▸ **Brief**
Copy, in full, each line of the material that holds the word "JSON".

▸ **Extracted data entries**
================
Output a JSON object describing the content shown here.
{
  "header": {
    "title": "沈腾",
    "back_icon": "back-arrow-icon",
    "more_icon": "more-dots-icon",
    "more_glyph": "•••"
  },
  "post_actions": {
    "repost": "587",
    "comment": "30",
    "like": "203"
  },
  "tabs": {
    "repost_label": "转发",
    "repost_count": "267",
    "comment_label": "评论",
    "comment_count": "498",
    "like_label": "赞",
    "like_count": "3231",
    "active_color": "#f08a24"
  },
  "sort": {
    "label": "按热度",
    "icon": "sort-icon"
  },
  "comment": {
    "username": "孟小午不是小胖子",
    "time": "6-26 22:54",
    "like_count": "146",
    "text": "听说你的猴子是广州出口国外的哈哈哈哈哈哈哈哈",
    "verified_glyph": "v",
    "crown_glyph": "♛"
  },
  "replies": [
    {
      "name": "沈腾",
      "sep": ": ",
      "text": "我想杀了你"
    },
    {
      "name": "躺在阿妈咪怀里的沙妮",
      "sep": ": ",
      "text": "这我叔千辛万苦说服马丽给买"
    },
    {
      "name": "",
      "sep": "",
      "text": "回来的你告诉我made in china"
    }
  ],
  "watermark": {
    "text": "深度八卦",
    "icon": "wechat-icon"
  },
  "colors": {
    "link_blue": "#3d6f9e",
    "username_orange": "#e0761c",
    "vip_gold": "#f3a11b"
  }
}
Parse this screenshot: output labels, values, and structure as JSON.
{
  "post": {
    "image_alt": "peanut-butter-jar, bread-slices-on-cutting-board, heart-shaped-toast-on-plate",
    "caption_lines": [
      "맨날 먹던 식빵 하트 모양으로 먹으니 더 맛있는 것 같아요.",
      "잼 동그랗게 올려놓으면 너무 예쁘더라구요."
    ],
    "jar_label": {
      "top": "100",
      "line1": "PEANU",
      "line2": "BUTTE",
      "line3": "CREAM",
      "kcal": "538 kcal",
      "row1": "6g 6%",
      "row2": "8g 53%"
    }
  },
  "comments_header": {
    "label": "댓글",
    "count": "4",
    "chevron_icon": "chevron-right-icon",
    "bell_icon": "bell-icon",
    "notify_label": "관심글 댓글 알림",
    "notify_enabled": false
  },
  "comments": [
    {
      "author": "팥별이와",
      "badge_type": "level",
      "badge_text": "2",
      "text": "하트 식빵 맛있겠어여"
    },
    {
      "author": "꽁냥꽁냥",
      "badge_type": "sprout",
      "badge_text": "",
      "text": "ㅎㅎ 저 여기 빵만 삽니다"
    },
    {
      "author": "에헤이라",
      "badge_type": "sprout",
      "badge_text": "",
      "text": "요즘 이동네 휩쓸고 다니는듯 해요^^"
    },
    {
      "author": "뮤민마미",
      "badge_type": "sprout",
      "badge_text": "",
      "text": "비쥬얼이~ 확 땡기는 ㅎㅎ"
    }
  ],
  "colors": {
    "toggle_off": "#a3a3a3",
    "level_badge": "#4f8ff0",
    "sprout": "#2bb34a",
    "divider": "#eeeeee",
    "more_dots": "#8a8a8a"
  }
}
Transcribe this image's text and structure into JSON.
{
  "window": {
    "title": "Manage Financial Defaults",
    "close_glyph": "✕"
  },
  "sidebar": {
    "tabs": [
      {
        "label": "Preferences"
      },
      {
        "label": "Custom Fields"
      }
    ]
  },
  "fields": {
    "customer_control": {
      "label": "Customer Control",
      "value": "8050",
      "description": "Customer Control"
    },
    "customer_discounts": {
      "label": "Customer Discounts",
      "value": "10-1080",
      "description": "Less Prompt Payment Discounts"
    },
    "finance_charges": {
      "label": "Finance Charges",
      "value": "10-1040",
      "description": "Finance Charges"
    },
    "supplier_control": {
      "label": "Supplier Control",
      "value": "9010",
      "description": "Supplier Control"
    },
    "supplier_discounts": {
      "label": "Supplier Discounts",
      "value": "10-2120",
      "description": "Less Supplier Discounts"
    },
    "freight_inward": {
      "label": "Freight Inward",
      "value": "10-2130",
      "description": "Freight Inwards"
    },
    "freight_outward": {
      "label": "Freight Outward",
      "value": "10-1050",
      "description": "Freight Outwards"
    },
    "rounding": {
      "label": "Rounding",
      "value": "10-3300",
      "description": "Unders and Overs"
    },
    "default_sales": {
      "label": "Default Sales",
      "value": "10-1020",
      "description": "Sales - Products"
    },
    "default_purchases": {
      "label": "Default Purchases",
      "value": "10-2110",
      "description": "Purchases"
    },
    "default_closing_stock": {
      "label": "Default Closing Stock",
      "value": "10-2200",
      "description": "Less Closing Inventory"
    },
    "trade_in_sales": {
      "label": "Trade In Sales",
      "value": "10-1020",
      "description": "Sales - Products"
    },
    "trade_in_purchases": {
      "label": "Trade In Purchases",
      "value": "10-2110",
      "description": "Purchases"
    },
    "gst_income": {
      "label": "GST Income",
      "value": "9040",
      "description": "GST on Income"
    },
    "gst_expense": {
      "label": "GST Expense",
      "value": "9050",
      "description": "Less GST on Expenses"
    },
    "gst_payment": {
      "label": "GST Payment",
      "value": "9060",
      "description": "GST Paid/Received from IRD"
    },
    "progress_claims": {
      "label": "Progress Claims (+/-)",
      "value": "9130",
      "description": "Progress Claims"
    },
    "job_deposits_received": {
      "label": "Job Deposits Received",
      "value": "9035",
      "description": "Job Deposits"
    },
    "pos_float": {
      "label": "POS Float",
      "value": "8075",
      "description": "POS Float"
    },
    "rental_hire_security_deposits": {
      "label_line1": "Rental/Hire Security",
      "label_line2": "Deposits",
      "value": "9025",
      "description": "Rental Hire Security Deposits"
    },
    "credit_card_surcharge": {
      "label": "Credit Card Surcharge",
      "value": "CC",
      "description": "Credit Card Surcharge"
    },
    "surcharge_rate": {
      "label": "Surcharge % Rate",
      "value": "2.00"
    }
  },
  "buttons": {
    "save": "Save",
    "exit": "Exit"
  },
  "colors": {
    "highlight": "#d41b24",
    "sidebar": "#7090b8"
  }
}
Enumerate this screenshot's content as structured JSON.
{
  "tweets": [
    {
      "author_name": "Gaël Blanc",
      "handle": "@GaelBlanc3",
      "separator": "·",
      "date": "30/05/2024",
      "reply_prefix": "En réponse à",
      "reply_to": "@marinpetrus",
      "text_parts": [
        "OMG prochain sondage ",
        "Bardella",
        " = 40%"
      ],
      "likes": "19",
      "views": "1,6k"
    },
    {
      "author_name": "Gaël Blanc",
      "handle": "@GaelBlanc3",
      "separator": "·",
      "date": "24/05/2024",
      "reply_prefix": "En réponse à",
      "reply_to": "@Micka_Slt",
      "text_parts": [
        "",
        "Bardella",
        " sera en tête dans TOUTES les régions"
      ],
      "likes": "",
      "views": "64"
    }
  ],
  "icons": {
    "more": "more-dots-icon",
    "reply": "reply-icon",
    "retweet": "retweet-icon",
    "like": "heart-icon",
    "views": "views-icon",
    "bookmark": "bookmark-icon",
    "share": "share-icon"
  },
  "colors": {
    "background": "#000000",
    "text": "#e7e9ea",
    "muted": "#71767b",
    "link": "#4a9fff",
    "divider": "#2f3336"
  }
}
================
▸ **Correct answer**
Output a JSON object describing the content shown here.
Parse this screenshot: output labels, values, and structure as JSON.
Transcribe this image's text and structure into JSON.
Enumerate this screenshot's content as structured JSON.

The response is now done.